Dataset records

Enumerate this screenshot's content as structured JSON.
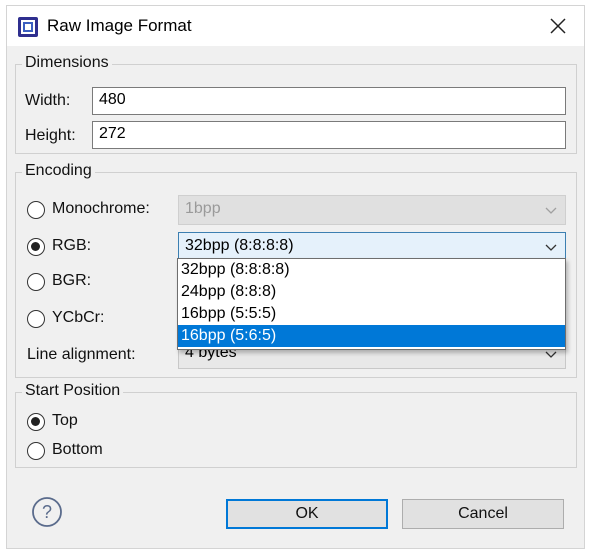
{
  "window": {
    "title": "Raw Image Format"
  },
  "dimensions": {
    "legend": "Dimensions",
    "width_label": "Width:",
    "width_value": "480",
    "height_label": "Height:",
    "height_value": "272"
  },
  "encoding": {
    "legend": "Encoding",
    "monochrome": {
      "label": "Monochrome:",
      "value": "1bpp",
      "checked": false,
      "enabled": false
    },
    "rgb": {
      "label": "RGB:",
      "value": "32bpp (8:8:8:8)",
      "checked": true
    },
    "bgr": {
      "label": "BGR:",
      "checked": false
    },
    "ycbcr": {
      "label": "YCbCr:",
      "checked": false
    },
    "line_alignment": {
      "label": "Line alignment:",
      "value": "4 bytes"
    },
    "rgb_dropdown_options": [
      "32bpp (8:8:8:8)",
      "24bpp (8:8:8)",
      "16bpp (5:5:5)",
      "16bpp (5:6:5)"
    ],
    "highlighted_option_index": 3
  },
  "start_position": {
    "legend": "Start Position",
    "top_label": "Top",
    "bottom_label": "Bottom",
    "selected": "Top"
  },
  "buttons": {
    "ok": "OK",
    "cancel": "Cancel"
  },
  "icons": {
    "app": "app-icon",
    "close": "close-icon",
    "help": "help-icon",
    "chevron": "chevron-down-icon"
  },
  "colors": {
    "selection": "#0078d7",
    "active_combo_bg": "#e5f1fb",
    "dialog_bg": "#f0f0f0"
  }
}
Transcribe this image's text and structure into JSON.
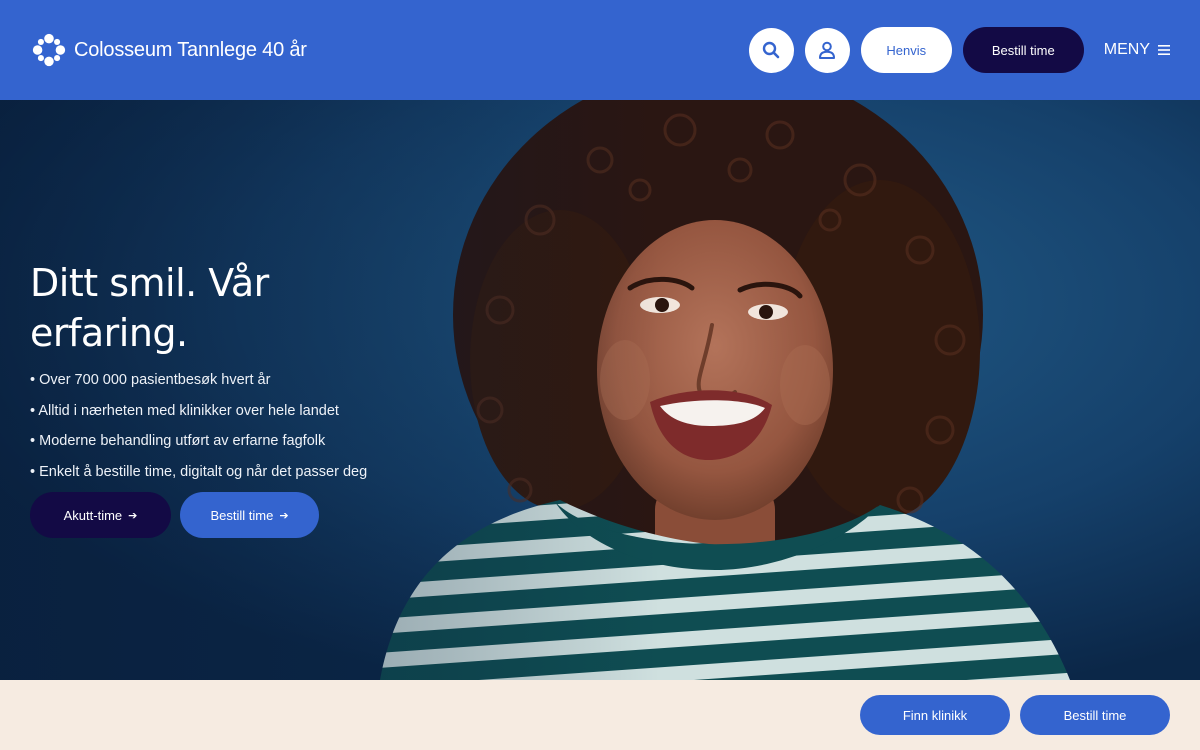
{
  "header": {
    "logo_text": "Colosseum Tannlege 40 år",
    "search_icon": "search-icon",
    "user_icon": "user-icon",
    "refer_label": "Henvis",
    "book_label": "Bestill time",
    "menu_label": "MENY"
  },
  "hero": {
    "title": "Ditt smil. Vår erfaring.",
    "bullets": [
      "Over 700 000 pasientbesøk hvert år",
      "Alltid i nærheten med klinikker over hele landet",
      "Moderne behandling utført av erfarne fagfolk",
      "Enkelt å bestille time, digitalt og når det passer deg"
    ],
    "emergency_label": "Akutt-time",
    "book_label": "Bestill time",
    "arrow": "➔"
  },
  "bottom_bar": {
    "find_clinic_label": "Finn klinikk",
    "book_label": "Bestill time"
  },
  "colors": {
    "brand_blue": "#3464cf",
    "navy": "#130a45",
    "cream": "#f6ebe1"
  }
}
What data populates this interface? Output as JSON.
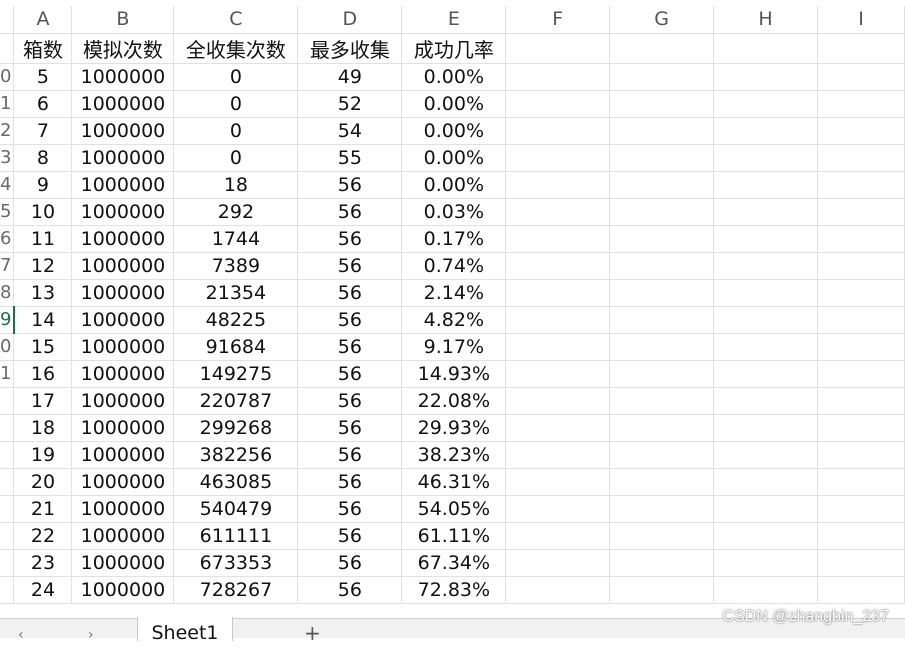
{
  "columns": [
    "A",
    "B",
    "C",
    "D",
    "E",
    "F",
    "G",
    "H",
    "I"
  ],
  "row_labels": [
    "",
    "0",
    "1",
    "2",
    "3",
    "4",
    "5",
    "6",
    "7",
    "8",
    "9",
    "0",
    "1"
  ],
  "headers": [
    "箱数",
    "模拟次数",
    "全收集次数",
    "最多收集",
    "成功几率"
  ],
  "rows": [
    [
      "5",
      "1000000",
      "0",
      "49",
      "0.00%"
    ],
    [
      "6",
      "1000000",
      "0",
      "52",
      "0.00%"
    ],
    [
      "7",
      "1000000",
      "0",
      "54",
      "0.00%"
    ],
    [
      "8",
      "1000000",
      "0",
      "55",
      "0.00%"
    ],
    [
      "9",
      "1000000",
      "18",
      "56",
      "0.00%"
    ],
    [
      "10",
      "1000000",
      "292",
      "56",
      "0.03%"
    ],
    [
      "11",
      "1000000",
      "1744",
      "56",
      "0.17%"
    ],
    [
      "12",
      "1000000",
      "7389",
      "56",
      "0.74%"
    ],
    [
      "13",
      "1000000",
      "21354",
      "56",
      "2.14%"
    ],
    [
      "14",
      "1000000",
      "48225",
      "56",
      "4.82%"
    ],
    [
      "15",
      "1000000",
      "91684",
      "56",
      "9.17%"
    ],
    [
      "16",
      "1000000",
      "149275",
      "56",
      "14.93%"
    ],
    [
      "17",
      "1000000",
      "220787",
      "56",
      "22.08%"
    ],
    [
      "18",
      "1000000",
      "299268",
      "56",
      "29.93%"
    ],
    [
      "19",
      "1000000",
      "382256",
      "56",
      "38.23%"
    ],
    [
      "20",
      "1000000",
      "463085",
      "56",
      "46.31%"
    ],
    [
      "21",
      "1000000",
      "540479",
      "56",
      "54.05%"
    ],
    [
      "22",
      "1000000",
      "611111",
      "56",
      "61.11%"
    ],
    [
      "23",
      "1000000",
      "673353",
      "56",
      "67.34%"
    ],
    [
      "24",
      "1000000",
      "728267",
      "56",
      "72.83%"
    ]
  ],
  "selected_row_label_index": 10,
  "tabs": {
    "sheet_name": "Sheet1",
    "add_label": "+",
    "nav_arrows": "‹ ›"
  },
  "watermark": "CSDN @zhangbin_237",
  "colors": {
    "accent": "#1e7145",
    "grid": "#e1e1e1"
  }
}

Work to do
Quote the listing above in full, except for the pictures.

Answer
Enumerate this screenshot's content as structured JSON.
{
  "window": {
    "title": "Raw Image Format"
  },
  "dimensions": {
    "legend": "Dimensions",
    "width_label": "Width:",
    "width_value": "480",
    "height_label": "Height:",
    "height_value": "272"
  },
  "encoding": {
    "legend": "Encoding",
    "monochrome": {
      "label": "Monochrome:",
      "value": "1bpp",
      "checked": false,
      "enabled": false
    },
    "rgb": {
      "label": "RGB:",
      "value": "32bpp (8:8:8:8)",
      "checked": true
    },
    "bgr": {
      "label": "BGR:",
      "checked": false
    },
    "ycbcr": {
      "label": "YCbCr:",
      "checked": false
    },
    "line_alignment": {
      "label": "Line alignment:",
      "value": "4 bytes"
    },
    "rgb_dropdown_options": [
      "32bpp (8:8:8:8)",
      "24bpp (8:8:8)",
      "16bpp (5:5:5)",
      "16bpp (5:6:5)"
    ],
    "highlighted_option_index": 3
  },
  "start_position": {
    "legend": "Start Position",
    "top_label": "Top",
    "bottom_label": "Bottom",
    "selected": "Top"
  },
  "buttons": {
    "ok": "OK",
    "cancel": "Cancel"
  },
  "icons": {
    "app": "app-icon",
    "close": "close-icon",
    "help": "help-icon",
    "chevron": "chevron-down-icon"
  },
  "colors": {
    "selection": "#0078d7",
    "active_combo_bg": "#e5f1fb",
    "dialog_bg": "#f0f0f0"
  }
}
Transcribe this image's text and structure into JSON.
{
  "header": {
    "logo_text": "Colosseum Tannlege 40 år",
    "search_icon": "search-icon",
    "user_icon": "user-icon",
    "refer_label": "Henvis",
    "book_label": "Bestill time",
    "menu_label": "MENY"
  },
  "hero": {
    "title": "Ditt smil. Vår erfaring.",
    "bullets": [
      "Over 700 000 pasientbesøk hvert år",
      "Alltid i nærheten med klinikker over hele landet",
      "Moderne behandling utført av erfarne fagfolk",
      "Enkelt å bestille time, digitalt og når det passer deg"
    ],
    "emergency_label": "Akutt-time",
    "book_label": "Bestill time",
    "arrow": "➔"
  },
  "bottom_bar": {
    "find_clinic_label": "Finn klinikk",
    "book_label": "Bestill time"
  },
  "colors": {
    "brand_blue": "#3464cf",
    "navy": "#130a45",
    "cream": "#f6ebe1"
  }
}
What data populates this interface? Output as JSON.
{
  "columns": [
    "A",
    "B",
    "C",
    "D",
    "E",
    "F",
    "G",
    "H",
    "I"
  ],
  "row_labels": [
    "",
    "0",
    "1",
    "2",
    "3",
    "4",
    "5",
    "6",
    "7",
    "8",
    "9",
    "0",
    "1"
  ],
  "headers": [
    "箱数",
    "模拟次数",
    "全收集次数",
    "最多收集",
    "成功几率"
  ],
  "rows": [
    [
      "5",
      "1000000",
      "0",
      "49",
      "0.00%"
    ],
    [
      "6",
      "1000000",
      "0",
      "52",
      "0.00%"
    ],
    [
      "7",
      "1000000",
      "0",
      "54",
      "0.00%"
    ],
    [
      "8",
      "1000000",
      "0",
      "55",
      "0.00%"
    ],
    [
      "9",
      "1000000",
      "18",
      "56",
      "0.00%"
    ],
    [
      "10",
      "1000000",
      "292",
      "56",
      "0.03%"
    ],
    [
      "11",
      "1000000",
      "1744",
      "56",
      "0.17%"
    ],
    [
      "12",
      "1000000",
      "7389",
      "56",
      "0.74%"
    ],
    [
      "13",
      "1000000",
      "21354",
      "56",
      "2.14%"
    ],
    [
      "14",
      "1000000",
      "48225",
      "56",
      "4.82%"
    ],
    [
      "15",
      "1000000",
      "91684",
      "56",
      "9.17%"
    ],
    [
      "16",
      "1000000",
      "149275",
      "56",
      "14.93%"
    ],
    [
      "17",
      "1000000",
      "220787",
      "56",
      "22.08%"
    ],
    [
      "18",
      "1000000",
      "299268",
      "56",
      "29.93%"
    ],
    [
      "19",
      "1000000",
      "382256",
      "56",
      "38.23%"
    ],
    [
      "20",
      "1000000",
      "463085",
      "56",
      "46.31%"
    ],
    [
      "21",
      "1000000",
      "540479",
      "56",
      "54.05%"
    ],
    [
      "22",
      "1000000",
      "611111",
      "56",
      "61.11%"
    ],
    [
      "23",
      "1000000",
      "673353",
      "56",
      "67.34%"
    ],
    [
      "24",
      "1000000",
      "728267",
      "56",
      "72.83%"
    ]
  ],
  "selected_row_label_index": 10,
  "tabs": {
    "sheet_name": "Sheet1",
    "add_label": "+",
    "nav_arrows": "‹ ›"
  },
  "watermark": "CSDN @zhangbin_237",
  "colors": {
    "accent": "#1e7145",
    "grid": "#e1e1e1"
  }
}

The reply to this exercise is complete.